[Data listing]
______

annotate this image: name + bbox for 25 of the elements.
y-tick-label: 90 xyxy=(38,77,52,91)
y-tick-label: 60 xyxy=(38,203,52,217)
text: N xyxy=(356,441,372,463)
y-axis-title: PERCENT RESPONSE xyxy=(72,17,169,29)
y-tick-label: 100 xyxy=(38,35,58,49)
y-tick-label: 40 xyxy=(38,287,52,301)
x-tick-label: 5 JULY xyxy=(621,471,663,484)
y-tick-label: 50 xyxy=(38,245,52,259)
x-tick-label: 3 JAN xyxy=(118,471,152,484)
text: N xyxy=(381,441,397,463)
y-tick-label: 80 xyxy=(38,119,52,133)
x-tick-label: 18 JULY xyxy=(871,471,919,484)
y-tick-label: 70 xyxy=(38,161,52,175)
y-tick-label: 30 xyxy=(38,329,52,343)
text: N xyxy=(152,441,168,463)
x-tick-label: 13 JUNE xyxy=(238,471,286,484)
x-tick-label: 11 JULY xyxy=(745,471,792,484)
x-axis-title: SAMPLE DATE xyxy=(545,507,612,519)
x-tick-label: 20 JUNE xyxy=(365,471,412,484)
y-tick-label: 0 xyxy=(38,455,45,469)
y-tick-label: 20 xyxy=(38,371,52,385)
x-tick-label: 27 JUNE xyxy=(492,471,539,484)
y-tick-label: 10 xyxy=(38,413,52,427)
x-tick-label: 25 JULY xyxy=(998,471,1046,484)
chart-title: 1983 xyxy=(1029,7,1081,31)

______

Rewrite every line of the items with "y-tick-label" renamed to "vertical-tick-label", keeping everything else the same.

Exercise answer:
annotate this image: name + bbox for 25 of the elements.
vertical-tick-label: 90 xyxy=(38,77,52,91)
vertical-tick-label: 60 xyxy=(38,203,52,217)
text: N xyxy=(356,441,372,463)
y-axis-title: PERCENT RESPONSE xyxy=(72,17,169,29)
vertical-tick-label: 100 xyxy=(38,35,58,49)
vertical-tick-label: 40 xyxy=(38,287,52,301)
x-tick-label: 5 JULY xyxy=(621,471,663,484)
vertical-tick-label: 50 xyxy=(38,245,52,259)
x-tick-label: 3 JAN xyxy=(118,471,152,484)
text: N xyxy=(381,441,397,463)
vertical-tick-label: 80 xyxy=(38,119,52,133)
x-tick-label: 18 JULY xyxy=(871,471,919,484)
vertical-tick-label: 70 xyxy=(38,161,52,175)
vertical-tick-label: 30 xyxy=(38,329,52,343)
text: N xyxy=(152,441,168,463)
x-tick-label: 13 JUNE xyxy=(238,471,286,484)
x-tick-label: 11 JULY xyxy=(745,471,792,484)
x-axis-title: SAMPLE DATE xyxy=(545,507,612,519)
x-tick-label: 20 JUNE xyxy=(365,471,412,484)
vertical-tick-label: 0 xyxy=(38,455,45,469)
vertical-tick-label: 20 xyxy=(38,371,52,385)
x-tick-label: 27 JUNE xyxy=(492,471,539,484)
vertical-tick-label: 10 xyxy=(38,413,52,427)
x-tick-label: 25 JULY xyxy=(998,471,1046,484)
chart-title: 1983 xyxy=(1029,7,1081,31)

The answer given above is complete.